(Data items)
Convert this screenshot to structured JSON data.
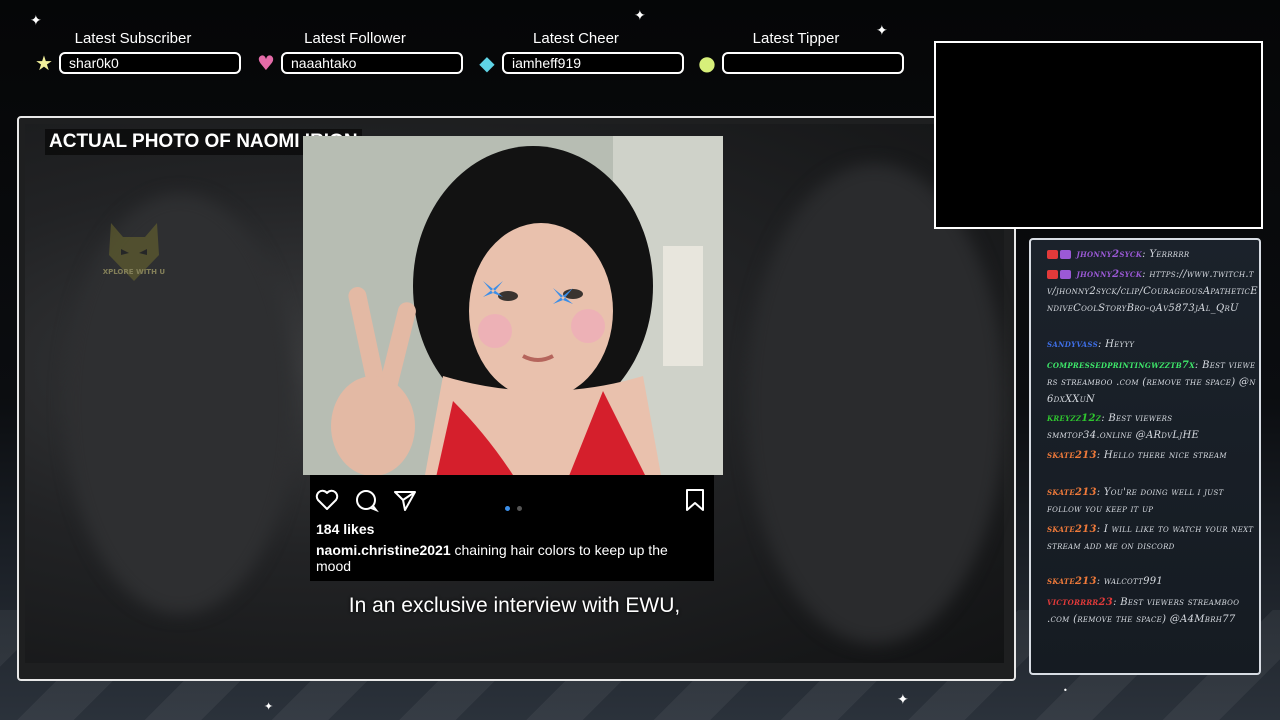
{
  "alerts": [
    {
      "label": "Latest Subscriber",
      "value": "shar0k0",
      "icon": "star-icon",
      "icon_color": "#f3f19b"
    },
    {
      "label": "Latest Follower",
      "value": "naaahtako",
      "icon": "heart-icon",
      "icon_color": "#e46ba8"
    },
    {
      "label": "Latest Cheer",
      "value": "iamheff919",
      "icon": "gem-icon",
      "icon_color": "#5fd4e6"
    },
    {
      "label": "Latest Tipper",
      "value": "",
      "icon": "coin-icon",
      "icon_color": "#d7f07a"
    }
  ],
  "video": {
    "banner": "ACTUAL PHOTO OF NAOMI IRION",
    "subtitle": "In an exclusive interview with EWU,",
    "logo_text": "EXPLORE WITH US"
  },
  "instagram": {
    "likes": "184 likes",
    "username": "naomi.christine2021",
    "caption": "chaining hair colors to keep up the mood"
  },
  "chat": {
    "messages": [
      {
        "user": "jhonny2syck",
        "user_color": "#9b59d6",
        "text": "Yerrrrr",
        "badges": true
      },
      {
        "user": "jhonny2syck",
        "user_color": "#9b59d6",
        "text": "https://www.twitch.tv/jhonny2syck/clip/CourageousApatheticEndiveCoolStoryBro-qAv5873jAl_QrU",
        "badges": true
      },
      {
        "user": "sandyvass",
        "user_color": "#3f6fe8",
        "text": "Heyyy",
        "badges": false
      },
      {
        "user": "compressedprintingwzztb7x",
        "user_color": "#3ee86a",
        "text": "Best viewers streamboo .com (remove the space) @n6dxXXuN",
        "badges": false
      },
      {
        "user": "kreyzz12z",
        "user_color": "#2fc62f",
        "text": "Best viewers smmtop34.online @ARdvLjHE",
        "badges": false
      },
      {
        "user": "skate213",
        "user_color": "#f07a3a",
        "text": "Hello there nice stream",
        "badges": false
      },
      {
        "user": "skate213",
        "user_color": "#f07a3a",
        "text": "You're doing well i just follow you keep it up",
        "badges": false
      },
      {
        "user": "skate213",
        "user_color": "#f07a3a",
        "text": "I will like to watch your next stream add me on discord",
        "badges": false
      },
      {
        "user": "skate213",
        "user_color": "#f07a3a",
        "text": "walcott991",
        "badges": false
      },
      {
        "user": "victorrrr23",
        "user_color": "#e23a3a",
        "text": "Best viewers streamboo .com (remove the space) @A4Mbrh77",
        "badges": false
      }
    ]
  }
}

# Set exercise
Every record above should be written out again without change, except that the pictures are left out.

# Exercise response
Convert this screenshot to structured JSON data.
{
  "alerts": [
    {
      "label": "Latest Subscriber",
      "value": "shar0k0",
      "icon": "star-icon",
      "icon_color": "#f3f19b"
    },
    {
      "label": "Latest Follower",
      "value": "naaahtako",
      "icon": "heart-icon",
      "icon_color": "#e46ba8"
    },
    {
      "label": "Latest Cheer",
      "value": "iamheff919",
      "icon": "gem-icon",
      "icon_color": "#5fd4e6"
    },
    {
      "label": "Latest Tipper",
      "value": "",
      "icon": "coin-icon",
      "icon_color": "#d7f07a"
    }
  ],
  "video": {
    "banner": "ACTUAL PHOTO OF NAOMI IRION",
    "subtitle": "In an exclusive interview with EWU,",
    "logo_text": "EXPLORE WITH US"
  },
  "instagram": {
    "likes": "184 likes",
    "username": "naomi.christine2021",
    "caption": "chaining hair colors to keep up the mood"
  },
  "chat": {
    "messages": [
      {
        "user": "jhonny2syck",
        "user_color": "#9b59d6",
        "text": "Yerrrrr",
        "badges": true
      },
      {
        "user": "jhonny2syck",
        "user_color": "#9b59d6",
        "text": "https://www.twitch.tv/jhonny2syck/clip/CourageousApatheticEndiveCoolStoryBro-qAv5873jAl_QrU",
        "badges": true
      },
      {
        "user": "sandyvass",
        "user_color": "#3f6fe8",
        "text": "Heyyy",
        "badges": false
      },
      {
        "user": "compressedprintingwzztb7x",
        "user_color": "#3ee86a",
        "text": "Best viewers streamboo .com (remove the space) @n6dxXXuN",
        "badges": false
      },
      {
        "user": "kreyzz12z",
        "user_color": "#2fc62f",
        "text": "Best viewers smmtop34.online @ARdvLjHE",
        "badges": false
      },
      {
        "user": "skate213",
        "user_color": "#f07a3a",
        "text": "Hello there nice stream",
        "badges": false
      },
      {
        "user": "skate213",
        "user_color": "#f07a3a",
        "text": "You're doing well i just follow you keep it up",
        "badges": false
      },
      {
        "user": "skate213",
        "user_color": "#f07a3a",
        "text": "I will like to watch your next stream add me on discord",
        "badges": false
      },
      {
        "user": "skate213",
        "user_color": "#f07a3a",
        "text": "walcott991",
        "badges": false
      },
      {
        "user": "victorrrr23",
        "user_color": "#e23a3a",
        "text": "Best viewers streamboo .com (remove the space) @A4Mbrh77",
        "badges": false
      }
    ]
  }
}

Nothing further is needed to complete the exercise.